Stated exercise: Gather all lines with "villain" from the records.

-- Stored data start --

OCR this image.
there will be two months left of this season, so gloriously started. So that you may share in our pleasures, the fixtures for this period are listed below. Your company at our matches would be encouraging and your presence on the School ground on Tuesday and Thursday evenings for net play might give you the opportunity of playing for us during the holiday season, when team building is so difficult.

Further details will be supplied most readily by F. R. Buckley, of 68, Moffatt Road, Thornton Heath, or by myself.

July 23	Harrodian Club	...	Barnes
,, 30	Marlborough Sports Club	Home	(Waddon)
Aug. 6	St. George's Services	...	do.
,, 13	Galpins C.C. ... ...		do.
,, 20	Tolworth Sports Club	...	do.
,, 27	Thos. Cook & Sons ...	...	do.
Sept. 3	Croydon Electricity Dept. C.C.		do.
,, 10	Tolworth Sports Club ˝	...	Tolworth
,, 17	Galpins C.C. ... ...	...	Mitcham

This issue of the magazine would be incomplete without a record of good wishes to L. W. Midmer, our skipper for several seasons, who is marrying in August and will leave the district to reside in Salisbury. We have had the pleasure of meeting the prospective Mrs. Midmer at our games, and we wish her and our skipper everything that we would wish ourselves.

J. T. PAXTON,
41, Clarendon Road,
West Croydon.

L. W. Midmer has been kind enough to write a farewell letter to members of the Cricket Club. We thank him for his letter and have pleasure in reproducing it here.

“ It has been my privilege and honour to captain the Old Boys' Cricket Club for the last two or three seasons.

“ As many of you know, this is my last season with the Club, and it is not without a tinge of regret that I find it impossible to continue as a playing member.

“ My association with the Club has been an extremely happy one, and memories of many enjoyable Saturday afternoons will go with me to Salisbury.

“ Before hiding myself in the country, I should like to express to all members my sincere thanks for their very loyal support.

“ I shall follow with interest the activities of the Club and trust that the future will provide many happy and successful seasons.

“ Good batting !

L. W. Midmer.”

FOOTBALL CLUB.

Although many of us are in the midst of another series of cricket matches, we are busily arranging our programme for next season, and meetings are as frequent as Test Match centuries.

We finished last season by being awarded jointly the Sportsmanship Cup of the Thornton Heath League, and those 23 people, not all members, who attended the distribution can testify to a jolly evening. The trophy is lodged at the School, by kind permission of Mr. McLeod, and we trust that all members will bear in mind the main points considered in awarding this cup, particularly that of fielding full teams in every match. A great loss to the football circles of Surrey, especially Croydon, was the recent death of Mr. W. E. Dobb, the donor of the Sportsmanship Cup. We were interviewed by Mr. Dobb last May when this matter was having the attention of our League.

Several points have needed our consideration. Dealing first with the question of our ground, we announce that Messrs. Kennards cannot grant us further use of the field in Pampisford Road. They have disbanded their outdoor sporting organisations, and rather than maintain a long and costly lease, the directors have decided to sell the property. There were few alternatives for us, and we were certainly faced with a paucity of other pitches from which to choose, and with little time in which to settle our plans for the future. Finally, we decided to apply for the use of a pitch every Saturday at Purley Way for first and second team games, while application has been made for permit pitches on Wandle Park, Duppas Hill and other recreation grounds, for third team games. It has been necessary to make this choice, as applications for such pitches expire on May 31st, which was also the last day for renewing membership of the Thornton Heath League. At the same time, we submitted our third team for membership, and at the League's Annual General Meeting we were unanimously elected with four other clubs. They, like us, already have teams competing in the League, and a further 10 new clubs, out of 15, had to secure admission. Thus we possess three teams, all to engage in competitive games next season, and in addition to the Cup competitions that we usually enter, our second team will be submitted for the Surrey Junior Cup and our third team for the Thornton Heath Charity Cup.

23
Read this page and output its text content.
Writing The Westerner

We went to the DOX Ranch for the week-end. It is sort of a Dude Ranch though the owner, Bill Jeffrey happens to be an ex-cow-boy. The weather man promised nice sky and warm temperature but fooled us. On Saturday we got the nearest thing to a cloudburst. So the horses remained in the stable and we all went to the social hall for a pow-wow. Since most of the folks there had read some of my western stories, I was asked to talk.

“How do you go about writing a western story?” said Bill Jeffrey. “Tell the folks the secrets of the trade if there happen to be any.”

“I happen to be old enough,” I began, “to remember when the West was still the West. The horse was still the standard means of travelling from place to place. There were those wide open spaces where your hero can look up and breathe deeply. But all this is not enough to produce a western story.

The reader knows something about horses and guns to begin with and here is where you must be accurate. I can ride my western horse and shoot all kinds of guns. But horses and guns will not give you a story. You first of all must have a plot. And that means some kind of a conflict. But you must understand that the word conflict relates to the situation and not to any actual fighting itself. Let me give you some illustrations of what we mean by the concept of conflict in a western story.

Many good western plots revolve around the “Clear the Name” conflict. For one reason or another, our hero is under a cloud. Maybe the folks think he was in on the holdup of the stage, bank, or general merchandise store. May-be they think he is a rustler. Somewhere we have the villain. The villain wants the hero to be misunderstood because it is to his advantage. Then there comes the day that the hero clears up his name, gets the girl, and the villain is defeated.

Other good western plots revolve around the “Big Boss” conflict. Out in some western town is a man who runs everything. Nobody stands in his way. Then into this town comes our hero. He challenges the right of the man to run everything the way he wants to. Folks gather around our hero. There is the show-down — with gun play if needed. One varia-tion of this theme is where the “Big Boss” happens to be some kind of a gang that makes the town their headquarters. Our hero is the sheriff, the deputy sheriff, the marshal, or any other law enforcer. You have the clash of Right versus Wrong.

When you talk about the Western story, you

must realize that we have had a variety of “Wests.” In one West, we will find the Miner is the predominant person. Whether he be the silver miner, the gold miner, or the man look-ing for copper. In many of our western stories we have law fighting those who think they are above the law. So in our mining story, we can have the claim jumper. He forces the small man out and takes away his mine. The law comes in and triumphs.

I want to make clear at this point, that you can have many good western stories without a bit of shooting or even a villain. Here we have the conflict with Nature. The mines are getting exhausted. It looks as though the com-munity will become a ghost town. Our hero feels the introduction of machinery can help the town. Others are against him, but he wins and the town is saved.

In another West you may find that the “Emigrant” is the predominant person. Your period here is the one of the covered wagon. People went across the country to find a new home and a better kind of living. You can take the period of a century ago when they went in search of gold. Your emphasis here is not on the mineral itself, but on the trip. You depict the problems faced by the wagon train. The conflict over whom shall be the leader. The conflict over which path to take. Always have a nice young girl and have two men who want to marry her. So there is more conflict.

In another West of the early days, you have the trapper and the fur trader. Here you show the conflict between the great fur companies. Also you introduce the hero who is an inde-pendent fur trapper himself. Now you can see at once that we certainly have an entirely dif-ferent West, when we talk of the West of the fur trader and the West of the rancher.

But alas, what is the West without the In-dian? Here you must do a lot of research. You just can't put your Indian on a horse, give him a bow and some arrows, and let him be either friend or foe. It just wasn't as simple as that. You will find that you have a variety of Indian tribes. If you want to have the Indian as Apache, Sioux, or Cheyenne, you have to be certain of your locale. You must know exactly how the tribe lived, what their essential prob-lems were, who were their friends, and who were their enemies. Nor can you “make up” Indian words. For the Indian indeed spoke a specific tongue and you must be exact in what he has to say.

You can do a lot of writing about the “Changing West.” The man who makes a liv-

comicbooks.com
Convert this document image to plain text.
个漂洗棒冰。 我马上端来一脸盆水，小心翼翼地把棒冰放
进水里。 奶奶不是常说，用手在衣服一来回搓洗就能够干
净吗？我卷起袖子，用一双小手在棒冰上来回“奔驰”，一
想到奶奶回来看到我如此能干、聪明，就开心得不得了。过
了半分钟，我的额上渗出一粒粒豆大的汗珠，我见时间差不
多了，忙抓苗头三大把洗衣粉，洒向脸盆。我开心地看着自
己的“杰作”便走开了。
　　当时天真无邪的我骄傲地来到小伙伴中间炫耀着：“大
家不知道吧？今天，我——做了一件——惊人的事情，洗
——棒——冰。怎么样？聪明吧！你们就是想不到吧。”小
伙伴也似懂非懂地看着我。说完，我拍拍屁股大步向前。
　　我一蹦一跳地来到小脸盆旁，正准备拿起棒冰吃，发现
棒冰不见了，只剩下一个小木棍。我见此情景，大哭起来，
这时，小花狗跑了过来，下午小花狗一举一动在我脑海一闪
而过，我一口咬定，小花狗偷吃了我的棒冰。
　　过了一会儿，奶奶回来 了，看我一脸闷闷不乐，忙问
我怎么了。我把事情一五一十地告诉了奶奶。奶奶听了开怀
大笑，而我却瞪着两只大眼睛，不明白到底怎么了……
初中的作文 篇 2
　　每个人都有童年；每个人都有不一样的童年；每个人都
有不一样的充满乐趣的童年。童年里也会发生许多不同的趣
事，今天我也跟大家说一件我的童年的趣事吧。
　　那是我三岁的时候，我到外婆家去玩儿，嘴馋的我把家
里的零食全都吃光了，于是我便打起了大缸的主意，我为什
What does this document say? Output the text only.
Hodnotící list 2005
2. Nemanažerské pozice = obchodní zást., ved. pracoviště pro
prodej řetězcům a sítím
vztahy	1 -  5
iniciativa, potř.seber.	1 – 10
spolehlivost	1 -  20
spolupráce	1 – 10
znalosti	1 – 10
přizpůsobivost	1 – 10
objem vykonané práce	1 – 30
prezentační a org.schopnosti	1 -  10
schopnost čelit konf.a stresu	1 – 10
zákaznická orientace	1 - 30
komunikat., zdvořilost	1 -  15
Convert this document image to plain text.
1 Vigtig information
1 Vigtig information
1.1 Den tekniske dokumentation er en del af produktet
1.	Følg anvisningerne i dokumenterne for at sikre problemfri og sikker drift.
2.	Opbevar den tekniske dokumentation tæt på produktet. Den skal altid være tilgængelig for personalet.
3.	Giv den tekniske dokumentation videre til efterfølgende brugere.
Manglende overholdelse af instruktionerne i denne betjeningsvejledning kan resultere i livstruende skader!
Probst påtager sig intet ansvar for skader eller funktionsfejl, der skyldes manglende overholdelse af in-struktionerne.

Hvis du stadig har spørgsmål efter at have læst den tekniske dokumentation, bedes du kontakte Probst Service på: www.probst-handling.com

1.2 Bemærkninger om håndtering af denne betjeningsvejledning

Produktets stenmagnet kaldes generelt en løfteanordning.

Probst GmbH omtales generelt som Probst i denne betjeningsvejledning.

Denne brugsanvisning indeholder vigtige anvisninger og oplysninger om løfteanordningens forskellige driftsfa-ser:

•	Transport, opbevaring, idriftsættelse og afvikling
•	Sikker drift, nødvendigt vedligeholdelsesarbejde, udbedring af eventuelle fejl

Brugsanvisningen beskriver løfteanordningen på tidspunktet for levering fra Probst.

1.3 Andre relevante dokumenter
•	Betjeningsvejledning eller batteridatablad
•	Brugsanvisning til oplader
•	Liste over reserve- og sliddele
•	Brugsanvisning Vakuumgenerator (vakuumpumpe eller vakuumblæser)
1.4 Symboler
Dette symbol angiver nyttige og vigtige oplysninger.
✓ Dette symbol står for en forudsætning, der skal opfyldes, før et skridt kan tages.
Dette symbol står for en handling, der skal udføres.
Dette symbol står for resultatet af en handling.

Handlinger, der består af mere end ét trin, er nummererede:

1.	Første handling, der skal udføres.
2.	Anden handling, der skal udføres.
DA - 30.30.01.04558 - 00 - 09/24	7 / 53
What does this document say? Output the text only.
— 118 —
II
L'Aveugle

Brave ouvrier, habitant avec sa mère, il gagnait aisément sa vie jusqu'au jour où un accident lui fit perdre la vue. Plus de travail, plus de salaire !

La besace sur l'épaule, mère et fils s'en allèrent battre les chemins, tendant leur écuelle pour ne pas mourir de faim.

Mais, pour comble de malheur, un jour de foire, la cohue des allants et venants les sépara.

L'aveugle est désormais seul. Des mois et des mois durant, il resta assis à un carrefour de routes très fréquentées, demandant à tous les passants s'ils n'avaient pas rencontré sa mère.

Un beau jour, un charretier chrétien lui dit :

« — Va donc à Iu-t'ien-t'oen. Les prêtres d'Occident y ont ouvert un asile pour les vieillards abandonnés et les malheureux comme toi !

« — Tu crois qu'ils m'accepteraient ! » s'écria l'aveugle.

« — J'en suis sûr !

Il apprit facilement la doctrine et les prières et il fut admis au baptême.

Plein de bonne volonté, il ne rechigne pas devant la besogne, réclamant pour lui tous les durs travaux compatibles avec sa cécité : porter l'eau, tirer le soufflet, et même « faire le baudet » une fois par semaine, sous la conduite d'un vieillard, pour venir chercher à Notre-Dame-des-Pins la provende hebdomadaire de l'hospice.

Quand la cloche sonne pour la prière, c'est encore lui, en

-- Stored data end --

The reply:
Many good western plots revolve around the “Clear the Name” conflict. For one reason or another, our hero is under a cloud. Maybe the folks think he was in on the holdup of the stage, bank, or general merchandise store. May-be they think he is a rustler. Somewhere we have the villain. The villain wants the hero to be misunderstood because it is to his advantage. Then there comes the day that the hero clears up his name, gets the girl, and the villain is defeated.
I want to make clear at this point, that you can have many good western stories without a bit of shooting or even a villain. Here we have the conflict with Nature. The mines are getting exhausted. It looks as though the com-munity will become a ghost town. Our hero feels the introduction of machinery can help the town. Others are against him, but he wins and the town is saved.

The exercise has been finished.